**Given data**

* * *

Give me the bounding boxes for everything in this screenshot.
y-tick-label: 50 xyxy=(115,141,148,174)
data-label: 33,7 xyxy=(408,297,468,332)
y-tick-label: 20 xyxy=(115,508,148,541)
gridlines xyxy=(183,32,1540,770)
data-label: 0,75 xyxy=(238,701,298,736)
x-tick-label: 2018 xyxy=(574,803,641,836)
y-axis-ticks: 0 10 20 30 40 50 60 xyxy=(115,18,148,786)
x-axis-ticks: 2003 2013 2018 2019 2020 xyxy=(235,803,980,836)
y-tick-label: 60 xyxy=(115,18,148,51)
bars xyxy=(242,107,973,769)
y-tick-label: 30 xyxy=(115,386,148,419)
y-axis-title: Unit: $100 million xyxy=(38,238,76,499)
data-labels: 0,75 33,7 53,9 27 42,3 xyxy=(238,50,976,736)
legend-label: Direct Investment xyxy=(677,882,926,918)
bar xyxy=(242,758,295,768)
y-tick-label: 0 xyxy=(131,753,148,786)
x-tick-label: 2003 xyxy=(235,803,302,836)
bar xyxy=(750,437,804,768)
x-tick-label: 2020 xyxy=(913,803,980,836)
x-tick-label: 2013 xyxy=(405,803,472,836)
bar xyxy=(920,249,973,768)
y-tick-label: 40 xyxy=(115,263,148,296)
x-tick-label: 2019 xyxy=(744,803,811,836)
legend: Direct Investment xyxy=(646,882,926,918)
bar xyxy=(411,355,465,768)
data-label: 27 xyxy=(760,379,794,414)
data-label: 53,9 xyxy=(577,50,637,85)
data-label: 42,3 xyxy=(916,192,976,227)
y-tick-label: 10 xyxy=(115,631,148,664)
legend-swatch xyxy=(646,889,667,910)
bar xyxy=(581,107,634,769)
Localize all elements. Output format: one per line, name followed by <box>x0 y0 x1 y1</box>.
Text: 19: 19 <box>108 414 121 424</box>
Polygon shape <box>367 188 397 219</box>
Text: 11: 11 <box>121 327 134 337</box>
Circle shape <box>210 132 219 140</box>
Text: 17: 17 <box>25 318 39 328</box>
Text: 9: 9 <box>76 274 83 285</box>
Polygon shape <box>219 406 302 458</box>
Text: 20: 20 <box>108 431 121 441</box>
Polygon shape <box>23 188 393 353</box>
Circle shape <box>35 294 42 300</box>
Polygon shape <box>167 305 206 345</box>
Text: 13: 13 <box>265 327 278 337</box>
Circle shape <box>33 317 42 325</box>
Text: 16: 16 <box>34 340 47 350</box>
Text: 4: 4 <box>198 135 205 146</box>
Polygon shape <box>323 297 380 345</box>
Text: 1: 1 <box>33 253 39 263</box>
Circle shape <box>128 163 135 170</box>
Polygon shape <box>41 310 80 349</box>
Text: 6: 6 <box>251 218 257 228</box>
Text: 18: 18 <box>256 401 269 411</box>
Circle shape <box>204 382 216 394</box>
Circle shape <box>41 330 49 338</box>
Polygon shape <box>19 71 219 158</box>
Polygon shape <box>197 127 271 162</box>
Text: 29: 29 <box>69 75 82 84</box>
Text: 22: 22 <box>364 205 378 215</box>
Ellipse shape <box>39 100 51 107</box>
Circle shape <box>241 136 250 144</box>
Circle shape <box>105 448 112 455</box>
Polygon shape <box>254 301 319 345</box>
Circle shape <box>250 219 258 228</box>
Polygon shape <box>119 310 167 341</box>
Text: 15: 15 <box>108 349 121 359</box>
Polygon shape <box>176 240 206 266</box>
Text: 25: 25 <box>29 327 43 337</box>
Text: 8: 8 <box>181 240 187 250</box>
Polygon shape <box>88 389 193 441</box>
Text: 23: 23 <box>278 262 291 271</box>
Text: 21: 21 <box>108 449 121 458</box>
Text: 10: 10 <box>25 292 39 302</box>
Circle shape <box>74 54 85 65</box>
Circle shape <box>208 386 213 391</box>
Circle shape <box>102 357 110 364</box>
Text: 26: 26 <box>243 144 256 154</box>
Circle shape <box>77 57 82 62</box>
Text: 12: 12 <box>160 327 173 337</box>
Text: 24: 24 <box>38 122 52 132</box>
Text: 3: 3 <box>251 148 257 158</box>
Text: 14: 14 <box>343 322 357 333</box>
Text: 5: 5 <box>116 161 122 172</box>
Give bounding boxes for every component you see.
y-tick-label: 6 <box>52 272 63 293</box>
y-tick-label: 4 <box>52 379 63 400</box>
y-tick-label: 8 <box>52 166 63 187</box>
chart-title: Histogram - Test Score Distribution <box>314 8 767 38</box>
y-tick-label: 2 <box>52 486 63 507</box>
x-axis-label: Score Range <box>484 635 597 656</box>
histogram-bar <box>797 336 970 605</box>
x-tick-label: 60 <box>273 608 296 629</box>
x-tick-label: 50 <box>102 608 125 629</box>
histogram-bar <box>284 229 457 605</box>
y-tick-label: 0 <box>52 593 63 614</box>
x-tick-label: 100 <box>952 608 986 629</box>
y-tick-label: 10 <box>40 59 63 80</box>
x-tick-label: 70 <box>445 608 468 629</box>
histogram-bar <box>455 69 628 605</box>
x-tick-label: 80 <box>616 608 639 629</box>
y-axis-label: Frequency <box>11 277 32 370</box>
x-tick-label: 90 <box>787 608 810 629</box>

* * *

**Problem**
Copy all of the records above, substituting "Foreign Investment" for each occurrence of "Direct Investment" and changing nothing else.

**Task output**
Give me the bounding boxes for everything in this screenshot.
y-tick-label: 50 xyxy=(115,141,148,174)
data-label: 33,7 xyxy=(408,297,468,332)
y-tick-label: 20 xyxy=(115,508,148,541)
gridlines xyxy=(183,32,1540,770)
data-label: 0,75 xyxy=(238,701,298,736)
x-tick-label: 2018 xyxy=(574,803,641,836)
y-axis-ticks: 0 10 20 30 40 50 60 xyxy=(115,18,148,786)
x-axis-ticks: 2003 2013 2018 2019 2020 xyxy=(235,803,980,836)
y-tick-label: 60 xyxy=(115,18,148,51)
bars xyxy=(242,107,973,769)
y-tick-label: 30 xyxy=(115,386,148,419)
y-axis-title: Unit: $100 million xyxy=(38,238,76,499)
data-labels: 0,75 33,7 53,9 27 42,3 xyxy=(238,50,976,736)
legend-label: Foreign Investment xyxy=(677,882,926,918)
bar xyxy=(242,758,295,768)
y-tick-label: 0 xyxy=(131,753,148,786)
x-tick-label: 2003 xyxy=(235,803,302,836)
bar xyxy=(750,437,804,768)
x-tick-label: 2020 xyxy=(913,803,980,836)
x-tick-label: 2013 xyxy=(405,803,472,836)
bar xyxy=(920,249,973,768)
y-tick-label: 40 xyxy=(115,263,148,296)
x-tick-label: 2019 xyxy=(744,803,811,836)
legend: Foreign Investment xyxy=(646,882,926,918)
bar xyxy=(411,355,465,768)
data-label: 27 xyxy=(760,379,794,414)
data-label: 53,9 xyxy=(577,50,637,85)
data-label: 42,3 xyxy=(916,192,976,227)
y-tick-label: 10 xyxy=(115,631,148,664)
legend-swatch xyxy=(646,889,667,910)
bar xyxy=(581,107,634,769)
Localize all elements. Output format: one per line, name followed by <box>x0 y0 x1 y1</box>.
Text: 19: 19 <box>108 414 121 424</box>
Polygon shape <box>367 188 397 219</box>
Text: 11: 11 <box>121 327 134 337</box>
Circle shape <box>210 132 219 140</box>
Text: 17: 17 <box>25 318 39 328</box>
Text: 9: 9 <box>76 274 83 285</box>
Polygon shape <box>219 406 302 458</box>
Text: 20: 20 <box>108 431 121 441</box>
Polygon shape <box>23 188 393 353</box>
Circle shape <box>35 294 42 300</box>
Polygon shape <box>167 305 206 345</box>
Text: 13: 13 <box>265 327 278 337</box>
Circle shape <box>33 317 42 325</box>
Text: 16: 16 <box>34 340 47 350</box>
Text: 4: 4 <box>198 135 205 146</box>
Polygon shape <box>323 297 380 345</box>
Text: 1: 1 <box>33 253 39 263</box>
Circle shape <box>128 163 135 170</box>
Polygon shape <box>41 310 80 349</box>
Text: 6: 6 <box>251 218 257 228</box>
Text: 18: 18 <box>256 401 269 411</box>
Circle shape <box>204 382 216 394</box>
Circle shape <box>41 330 49 338</box>
Polygon shape <box>19 71 219 158</box>
Polygon shape <box>197 127 271 162</box>
Text: 29: 29 <box>69 75 82 84</box>
Text: 22: 22 <box>364 205 378 215</box>
Ellipse shape <box>39 100 51 107</box>
Circle shape <box>241 136 250 144</box>
Circle shape <box>105 448 112 455</box>
Polygon shape <box>254 301 319 345</box>
Circle shape <box>250 219 258 228</box>
Polygon shape <box>119 310 167 341</box>
Text: 15: 15 <box>108 349 121 359</box>
Polygon shape <box>176 240 206 266</box>
Text: 25: 25 <box>29 327 43 337</box>
Text: 8: 8 <box>181 240 187 250</box>
Polygon shape <box>88 389 193 441</box>
Text: 23: 23 <box>278 262 291 271</box>
Text: 21: 21 <box>108 449 121 458</box>
Text: 10: 10 <box>25 292 39 302</box>
Circle shape <box>74 54 85 65</box>
Circle shape <box>208 386 213 391</box>
Circle shape <box>102 357 110 364</box>
Text: 26: 26 <box>243 144 256 154</box>
Circle shape <box>77 57 82 62</box>
Text: 12: 12 <box>160 327 173 337</box>
Text: 24: 24 <box>38 122 52 132</box>
Text: 3: 3 <box>251 148 257 158</box>
Text: 14: 14 <box>343 322 357 333</box>
Text: 5: 5 <box>116 161 122 172</box>
Give bounding boxes for every component you see.
y-tick-label: 6 <box>52 272 63 293</box>
y-tick-label: 4 <box>52 379 63 400</box>
y-tick-label: 8 <box>52 166 63 187</box>
chart-title: Histogram - Test Score Distribution <box>314 8 767 38</box>
y-tick-label: 2 <box>52 486 63 507</box>
x-axis-label: Score Range <box>484 635 597 656</box>
histogram-bar <box>797 336 970 605</box>
x-tick-label: 60 <box>273 608 296 629</box>
x-tick-label: 50 <box>102 608 125 629</box>
histogram-bar <box>284 229 457 605</box>
y-tick-label: 0 <box>52 593 63 614</box>
x-tick-label: 100 <box>952 608 986 629</box>
y-tick-label: 10 <box>40 59 63 80</box>
x-tick-label: 70 <box>445 608 468 629</box>
histogram-bar <box>455 69 628 605</box>
x-tick-label: 80 <box>616 608 639 629</box>
y-axis-label: Frequency <box>11 277 32 370</box>
x-tick-label: 90 <box>787 608 810 629</box>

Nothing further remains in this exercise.